— Begin Supplied records —
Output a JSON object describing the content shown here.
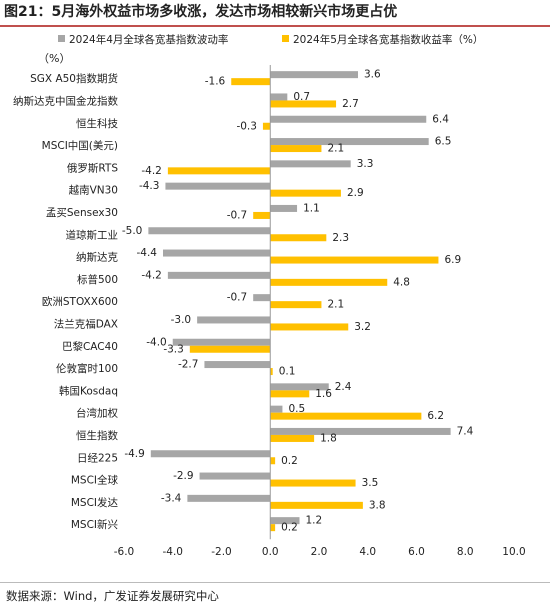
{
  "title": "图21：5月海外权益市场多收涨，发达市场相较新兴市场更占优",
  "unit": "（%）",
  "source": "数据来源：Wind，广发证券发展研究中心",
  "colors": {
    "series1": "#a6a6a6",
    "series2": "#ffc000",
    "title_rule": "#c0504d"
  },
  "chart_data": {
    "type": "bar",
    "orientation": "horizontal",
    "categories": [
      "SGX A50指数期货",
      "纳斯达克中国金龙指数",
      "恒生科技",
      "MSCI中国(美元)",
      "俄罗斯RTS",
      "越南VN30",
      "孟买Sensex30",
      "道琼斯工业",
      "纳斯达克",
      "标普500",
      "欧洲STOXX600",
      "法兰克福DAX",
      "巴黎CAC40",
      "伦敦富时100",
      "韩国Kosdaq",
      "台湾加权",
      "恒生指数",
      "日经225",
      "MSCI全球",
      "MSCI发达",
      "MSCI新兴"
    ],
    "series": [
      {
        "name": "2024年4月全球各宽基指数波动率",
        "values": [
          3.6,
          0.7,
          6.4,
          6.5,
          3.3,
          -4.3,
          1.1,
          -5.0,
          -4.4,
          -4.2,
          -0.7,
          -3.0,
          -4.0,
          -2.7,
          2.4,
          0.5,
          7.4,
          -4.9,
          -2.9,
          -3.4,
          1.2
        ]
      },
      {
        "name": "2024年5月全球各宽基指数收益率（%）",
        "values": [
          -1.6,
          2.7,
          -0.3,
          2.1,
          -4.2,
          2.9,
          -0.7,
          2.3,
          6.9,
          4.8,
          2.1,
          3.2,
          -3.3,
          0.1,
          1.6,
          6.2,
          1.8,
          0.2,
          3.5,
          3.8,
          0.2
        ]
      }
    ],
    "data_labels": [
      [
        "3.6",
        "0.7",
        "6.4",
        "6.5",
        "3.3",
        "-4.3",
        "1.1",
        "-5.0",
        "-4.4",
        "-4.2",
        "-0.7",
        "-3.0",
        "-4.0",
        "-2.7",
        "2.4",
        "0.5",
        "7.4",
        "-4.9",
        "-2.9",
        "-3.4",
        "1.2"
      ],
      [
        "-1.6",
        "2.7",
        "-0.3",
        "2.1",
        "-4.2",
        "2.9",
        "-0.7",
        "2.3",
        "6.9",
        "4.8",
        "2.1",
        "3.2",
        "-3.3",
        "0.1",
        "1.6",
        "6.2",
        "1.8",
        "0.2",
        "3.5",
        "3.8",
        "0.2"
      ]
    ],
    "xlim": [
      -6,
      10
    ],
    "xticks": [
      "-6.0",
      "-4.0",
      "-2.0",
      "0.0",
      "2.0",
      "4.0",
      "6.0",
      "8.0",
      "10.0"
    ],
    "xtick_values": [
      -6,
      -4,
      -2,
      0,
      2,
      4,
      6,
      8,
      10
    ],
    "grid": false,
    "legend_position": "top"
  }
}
— End Supplied records —
— Begin Supplied records —
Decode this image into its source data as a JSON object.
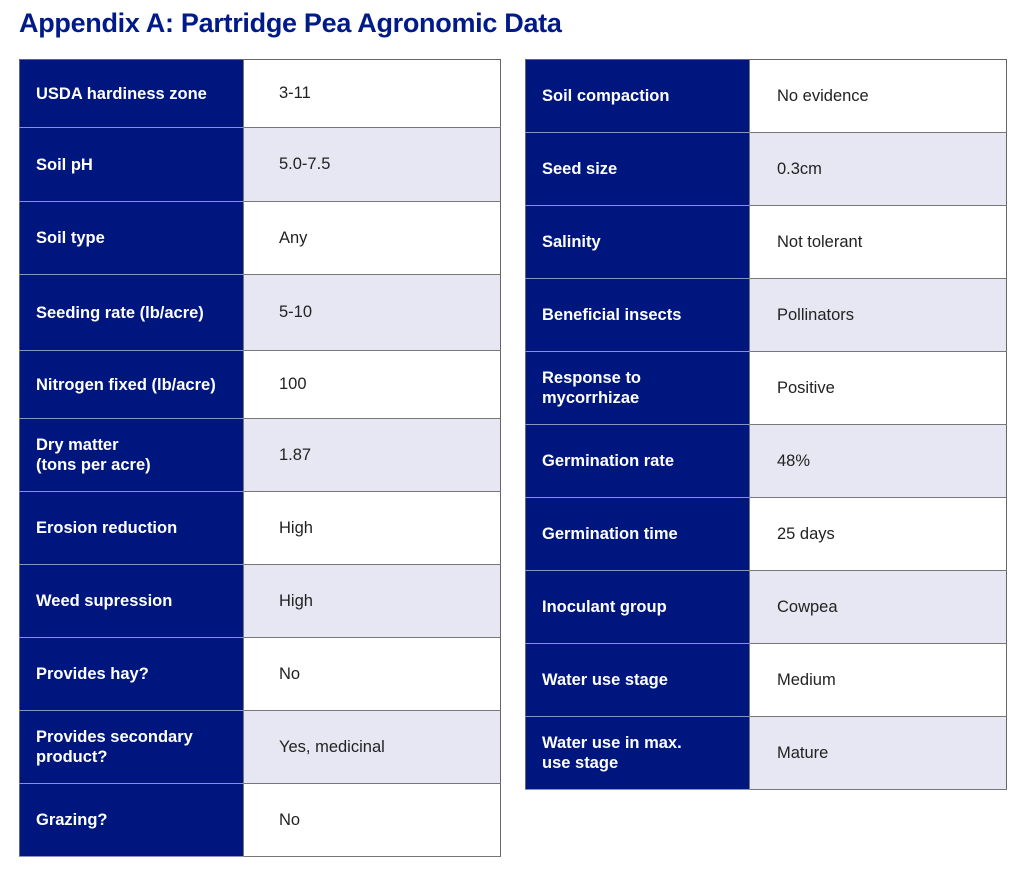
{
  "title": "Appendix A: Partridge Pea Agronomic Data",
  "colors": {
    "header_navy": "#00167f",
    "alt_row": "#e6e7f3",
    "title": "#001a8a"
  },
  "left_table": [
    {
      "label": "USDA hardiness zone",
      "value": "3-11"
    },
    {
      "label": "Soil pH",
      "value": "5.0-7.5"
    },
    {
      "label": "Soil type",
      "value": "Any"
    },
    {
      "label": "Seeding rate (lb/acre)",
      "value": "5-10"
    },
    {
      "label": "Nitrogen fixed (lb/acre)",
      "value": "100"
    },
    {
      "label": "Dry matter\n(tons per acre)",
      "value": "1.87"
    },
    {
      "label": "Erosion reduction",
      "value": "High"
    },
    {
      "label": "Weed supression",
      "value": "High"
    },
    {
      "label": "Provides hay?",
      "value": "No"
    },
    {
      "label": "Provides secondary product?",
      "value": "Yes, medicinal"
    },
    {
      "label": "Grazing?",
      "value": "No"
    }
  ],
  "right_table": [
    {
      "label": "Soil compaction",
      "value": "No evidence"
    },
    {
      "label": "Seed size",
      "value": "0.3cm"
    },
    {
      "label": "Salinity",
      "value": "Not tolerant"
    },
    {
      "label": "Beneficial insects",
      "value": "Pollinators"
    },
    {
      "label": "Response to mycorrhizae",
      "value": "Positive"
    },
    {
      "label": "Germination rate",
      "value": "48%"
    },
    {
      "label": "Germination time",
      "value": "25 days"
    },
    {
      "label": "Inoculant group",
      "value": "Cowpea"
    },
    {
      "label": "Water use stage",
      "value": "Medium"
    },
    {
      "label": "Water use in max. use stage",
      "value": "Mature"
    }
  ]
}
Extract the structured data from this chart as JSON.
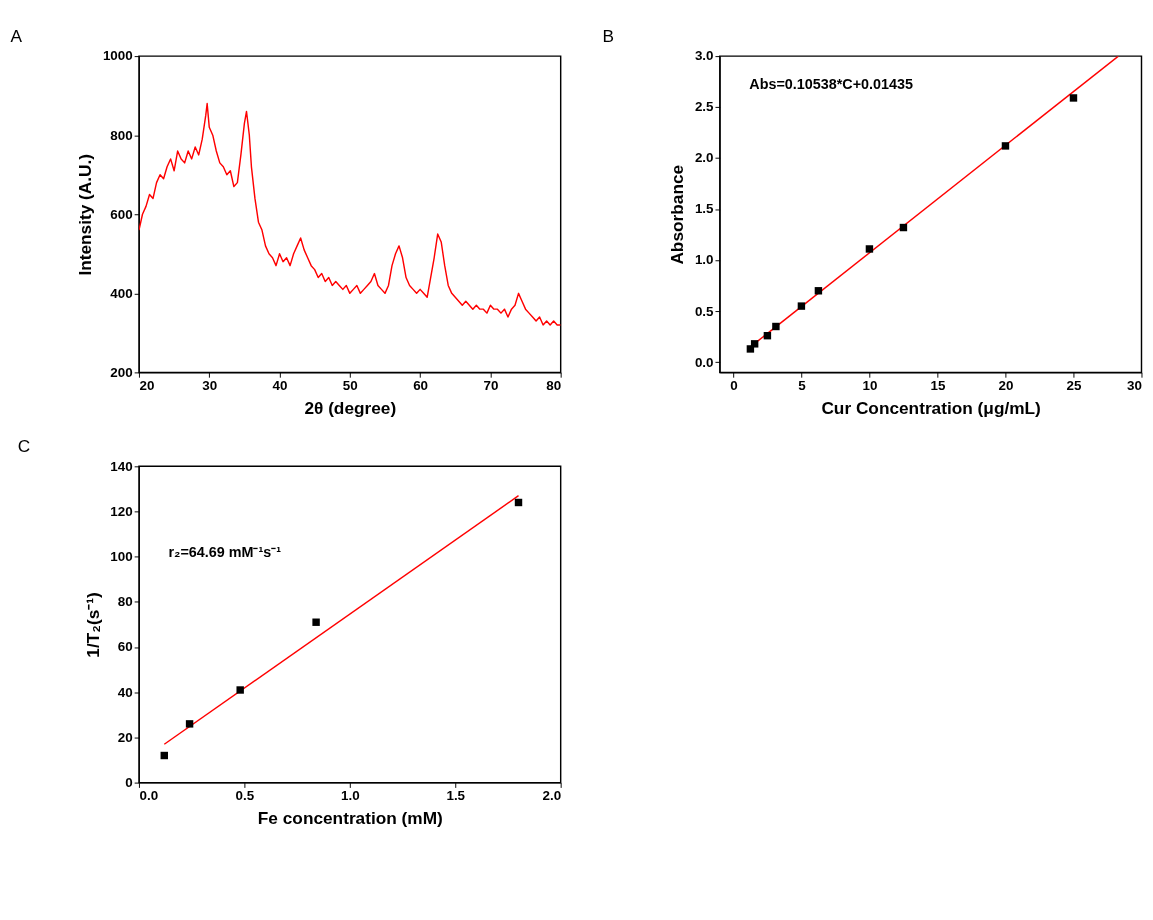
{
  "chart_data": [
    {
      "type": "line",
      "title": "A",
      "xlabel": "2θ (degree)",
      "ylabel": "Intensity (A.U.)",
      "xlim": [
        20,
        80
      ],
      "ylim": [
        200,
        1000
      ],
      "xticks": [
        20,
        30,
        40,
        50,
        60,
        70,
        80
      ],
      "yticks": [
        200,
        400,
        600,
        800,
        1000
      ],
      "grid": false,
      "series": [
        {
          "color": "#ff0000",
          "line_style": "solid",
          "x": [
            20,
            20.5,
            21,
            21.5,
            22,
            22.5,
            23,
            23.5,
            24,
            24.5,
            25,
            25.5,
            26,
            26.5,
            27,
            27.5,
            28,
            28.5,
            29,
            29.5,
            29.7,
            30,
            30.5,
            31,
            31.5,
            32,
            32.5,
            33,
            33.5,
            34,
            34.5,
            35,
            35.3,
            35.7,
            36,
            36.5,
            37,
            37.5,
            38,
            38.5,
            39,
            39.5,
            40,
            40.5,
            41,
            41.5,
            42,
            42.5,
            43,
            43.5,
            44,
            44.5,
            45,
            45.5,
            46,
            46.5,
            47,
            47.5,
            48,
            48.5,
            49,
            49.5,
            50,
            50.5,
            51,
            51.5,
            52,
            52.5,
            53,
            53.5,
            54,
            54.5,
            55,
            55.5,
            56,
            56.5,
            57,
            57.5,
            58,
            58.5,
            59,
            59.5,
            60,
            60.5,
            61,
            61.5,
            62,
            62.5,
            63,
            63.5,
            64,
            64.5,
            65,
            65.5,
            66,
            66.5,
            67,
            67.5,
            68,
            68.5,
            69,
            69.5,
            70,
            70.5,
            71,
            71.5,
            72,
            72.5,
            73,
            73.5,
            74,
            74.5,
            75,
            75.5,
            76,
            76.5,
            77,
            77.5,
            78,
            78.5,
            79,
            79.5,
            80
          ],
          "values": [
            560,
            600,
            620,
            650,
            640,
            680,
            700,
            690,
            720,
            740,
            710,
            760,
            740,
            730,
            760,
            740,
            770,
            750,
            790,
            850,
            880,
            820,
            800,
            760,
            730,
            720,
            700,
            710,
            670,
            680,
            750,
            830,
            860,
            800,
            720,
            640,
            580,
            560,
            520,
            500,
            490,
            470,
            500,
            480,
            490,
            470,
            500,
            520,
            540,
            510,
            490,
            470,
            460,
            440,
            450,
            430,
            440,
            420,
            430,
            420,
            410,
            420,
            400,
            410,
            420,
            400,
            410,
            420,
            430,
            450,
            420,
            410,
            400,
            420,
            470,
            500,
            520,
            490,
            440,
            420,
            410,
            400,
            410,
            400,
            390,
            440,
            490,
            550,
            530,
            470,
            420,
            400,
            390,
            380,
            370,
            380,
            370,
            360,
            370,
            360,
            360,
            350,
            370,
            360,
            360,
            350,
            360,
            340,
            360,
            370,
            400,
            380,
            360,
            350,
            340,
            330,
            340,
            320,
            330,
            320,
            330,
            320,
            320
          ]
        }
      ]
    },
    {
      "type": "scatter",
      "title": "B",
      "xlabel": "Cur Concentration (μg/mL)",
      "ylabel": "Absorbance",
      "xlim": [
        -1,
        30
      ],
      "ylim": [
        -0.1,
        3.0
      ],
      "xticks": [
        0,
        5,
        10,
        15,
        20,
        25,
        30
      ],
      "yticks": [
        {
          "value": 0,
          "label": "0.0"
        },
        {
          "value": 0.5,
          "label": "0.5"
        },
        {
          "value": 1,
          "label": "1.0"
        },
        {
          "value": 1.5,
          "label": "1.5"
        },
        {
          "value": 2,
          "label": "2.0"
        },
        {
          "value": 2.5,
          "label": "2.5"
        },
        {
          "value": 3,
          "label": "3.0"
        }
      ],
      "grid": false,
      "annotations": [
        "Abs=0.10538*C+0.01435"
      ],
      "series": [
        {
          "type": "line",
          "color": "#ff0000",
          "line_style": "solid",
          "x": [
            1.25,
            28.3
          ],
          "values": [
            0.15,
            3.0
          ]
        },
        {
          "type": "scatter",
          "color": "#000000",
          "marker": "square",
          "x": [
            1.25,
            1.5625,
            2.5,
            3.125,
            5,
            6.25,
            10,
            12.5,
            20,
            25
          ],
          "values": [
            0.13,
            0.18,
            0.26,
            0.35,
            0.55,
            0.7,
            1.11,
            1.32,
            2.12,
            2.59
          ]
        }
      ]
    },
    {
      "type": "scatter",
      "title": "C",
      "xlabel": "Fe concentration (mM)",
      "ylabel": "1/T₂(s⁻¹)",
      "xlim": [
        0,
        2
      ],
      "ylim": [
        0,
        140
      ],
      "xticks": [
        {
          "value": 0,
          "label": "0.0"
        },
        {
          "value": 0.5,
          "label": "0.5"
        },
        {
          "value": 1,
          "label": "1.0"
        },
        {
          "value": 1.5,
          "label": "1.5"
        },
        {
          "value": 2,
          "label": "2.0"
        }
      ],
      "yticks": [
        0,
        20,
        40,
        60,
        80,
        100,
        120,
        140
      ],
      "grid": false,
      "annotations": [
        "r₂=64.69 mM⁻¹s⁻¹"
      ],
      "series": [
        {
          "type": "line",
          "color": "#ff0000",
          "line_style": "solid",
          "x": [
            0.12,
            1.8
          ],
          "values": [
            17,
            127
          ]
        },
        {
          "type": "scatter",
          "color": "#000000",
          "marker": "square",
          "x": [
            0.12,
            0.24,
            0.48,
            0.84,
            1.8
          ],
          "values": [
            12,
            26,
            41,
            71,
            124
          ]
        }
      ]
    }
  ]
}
— End Supplied records —
— Begin Supplied records —
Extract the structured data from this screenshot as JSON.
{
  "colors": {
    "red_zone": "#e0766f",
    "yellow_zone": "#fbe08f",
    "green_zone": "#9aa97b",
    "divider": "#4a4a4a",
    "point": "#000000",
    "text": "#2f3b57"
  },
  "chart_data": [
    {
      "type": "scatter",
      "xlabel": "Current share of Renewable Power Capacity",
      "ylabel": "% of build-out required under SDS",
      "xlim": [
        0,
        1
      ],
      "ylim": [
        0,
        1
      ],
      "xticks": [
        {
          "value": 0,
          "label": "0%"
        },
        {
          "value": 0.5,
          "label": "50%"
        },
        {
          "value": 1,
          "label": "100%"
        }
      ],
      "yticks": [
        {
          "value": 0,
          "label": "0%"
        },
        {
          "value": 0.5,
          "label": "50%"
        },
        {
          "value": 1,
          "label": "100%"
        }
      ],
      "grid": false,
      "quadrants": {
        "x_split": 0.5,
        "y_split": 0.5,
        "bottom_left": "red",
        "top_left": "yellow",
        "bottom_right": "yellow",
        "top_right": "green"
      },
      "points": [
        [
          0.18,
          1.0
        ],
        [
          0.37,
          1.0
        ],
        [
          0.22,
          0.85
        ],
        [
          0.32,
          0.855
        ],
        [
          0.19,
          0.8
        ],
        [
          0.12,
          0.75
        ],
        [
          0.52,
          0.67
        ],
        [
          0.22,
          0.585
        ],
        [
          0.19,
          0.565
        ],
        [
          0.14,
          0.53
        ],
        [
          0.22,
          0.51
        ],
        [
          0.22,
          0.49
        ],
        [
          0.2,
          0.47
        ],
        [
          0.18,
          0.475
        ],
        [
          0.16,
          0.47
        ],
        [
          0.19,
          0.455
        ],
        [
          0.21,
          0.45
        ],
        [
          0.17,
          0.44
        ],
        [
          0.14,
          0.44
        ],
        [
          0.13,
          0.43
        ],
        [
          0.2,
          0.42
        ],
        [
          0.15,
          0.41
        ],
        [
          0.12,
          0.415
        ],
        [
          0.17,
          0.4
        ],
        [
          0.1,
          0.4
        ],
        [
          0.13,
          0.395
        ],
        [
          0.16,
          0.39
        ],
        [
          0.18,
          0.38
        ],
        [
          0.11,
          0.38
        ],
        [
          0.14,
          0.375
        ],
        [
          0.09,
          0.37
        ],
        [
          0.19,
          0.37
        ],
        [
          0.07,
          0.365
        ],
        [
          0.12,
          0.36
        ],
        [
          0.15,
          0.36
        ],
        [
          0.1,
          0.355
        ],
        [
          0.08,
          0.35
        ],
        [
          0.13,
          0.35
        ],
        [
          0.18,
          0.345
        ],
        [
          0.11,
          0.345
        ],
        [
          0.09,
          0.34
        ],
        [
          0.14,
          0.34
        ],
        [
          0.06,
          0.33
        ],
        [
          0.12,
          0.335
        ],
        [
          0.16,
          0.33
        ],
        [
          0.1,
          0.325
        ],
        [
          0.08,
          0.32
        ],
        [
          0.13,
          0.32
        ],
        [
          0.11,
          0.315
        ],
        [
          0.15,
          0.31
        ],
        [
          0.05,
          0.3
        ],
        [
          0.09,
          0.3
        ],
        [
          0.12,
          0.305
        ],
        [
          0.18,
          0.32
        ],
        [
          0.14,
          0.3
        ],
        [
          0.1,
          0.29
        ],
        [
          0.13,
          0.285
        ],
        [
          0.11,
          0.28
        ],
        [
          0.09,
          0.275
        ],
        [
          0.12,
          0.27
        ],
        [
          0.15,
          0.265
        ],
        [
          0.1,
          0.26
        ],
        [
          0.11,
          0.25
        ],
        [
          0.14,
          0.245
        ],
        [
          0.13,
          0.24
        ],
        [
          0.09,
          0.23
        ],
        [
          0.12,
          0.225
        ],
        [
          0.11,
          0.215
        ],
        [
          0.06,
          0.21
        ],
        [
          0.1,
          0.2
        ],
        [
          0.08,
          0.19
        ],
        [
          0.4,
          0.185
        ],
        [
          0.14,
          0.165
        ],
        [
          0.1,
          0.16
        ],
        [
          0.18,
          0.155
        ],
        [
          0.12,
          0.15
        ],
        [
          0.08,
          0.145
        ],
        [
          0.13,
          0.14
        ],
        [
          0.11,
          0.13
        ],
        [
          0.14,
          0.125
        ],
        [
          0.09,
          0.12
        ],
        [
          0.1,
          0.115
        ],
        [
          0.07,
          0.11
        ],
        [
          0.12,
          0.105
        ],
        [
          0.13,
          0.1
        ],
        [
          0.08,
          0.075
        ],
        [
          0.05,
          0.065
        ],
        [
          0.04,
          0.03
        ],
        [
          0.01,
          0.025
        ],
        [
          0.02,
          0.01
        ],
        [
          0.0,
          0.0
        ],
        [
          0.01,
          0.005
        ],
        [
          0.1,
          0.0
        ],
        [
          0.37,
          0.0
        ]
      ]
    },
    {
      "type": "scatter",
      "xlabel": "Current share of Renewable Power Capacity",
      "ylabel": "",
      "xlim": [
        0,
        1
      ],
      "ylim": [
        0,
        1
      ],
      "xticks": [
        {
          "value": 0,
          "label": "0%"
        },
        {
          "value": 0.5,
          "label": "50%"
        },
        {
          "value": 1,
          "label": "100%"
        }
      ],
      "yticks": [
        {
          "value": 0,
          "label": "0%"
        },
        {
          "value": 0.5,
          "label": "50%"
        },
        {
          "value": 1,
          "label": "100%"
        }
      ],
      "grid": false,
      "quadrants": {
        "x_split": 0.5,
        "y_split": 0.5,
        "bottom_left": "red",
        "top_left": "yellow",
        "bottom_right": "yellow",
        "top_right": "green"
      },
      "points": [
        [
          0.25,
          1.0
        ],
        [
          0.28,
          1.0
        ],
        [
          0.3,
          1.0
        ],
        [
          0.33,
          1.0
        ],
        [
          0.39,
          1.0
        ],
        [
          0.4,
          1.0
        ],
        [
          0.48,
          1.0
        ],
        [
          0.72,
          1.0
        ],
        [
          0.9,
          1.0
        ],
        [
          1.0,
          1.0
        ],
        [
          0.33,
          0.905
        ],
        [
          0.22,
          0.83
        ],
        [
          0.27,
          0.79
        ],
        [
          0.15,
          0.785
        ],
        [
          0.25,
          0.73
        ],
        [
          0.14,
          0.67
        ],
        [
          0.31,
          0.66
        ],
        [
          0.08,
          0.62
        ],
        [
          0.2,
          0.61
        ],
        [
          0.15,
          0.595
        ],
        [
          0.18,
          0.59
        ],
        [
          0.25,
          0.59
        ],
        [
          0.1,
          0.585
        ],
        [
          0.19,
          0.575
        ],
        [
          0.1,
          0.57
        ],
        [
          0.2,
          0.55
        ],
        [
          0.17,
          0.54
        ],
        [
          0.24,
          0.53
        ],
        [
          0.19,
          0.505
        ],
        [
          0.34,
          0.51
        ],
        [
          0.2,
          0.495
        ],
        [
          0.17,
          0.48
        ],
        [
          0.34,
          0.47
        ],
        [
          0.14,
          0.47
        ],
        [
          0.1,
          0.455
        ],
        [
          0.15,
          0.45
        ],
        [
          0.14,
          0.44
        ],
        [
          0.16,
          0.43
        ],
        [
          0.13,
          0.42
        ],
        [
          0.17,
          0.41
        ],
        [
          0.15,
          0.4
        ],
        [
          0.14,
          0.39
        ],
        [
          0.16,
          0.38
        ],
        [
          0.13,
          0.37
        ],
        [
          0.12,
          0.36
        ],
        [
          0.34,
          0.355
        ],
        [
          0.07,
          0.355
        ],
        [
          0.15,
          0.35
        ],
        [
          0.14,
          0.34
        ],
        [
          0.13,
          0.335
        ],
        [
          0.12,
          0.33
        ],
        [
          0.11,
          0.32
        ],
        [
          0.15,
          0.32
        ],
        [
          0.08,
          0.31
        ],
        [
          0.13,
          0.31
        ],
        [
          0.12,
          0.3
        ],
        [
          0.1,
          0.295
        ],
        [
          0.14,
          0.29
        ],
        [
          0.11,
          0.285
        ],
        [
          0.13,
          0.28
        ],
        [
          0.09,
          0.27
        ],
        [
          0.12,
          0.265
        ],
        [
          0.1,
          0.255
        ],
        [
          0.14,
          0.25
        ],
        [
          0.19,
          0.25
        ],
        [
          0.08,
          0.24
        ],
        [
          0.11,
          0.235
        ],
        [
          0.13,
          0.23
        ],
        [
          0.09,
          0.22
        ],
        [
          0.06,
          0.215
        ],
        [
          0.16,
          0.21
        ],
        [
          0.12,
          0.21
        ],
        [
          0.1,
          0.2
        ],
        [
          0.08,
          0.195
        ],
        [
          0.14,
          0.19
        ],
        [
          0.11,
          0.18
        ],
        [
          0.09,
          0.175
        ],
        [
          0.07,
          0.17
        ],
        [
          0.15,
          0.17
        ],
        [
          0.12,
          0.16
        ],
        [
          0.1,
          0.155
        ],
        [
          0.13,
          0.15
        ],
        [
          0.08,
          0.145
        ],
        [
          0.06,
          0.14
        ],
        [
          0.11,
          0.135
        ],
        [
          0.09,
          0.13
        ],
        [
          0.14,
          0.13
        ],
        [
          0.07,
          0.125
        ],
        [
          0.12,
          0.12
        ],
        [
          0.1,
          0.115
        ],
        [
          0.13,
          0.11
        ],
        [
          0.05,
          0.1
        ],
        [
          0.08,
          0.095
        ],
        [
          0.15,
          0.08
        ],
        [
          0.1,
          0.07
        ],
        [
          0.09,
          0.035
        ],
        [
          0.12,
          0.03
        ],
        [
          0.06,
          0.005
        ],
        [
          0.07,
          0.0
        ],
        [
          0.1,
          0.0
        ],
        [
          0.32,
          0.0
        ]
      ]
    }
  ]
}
— End Supplied records —
-- Exercise directions --
Select every line in the records above that contains the word "stage".

-- Full answer --
      "label": "Water use stage",
      "label": "Water use in max. use stage",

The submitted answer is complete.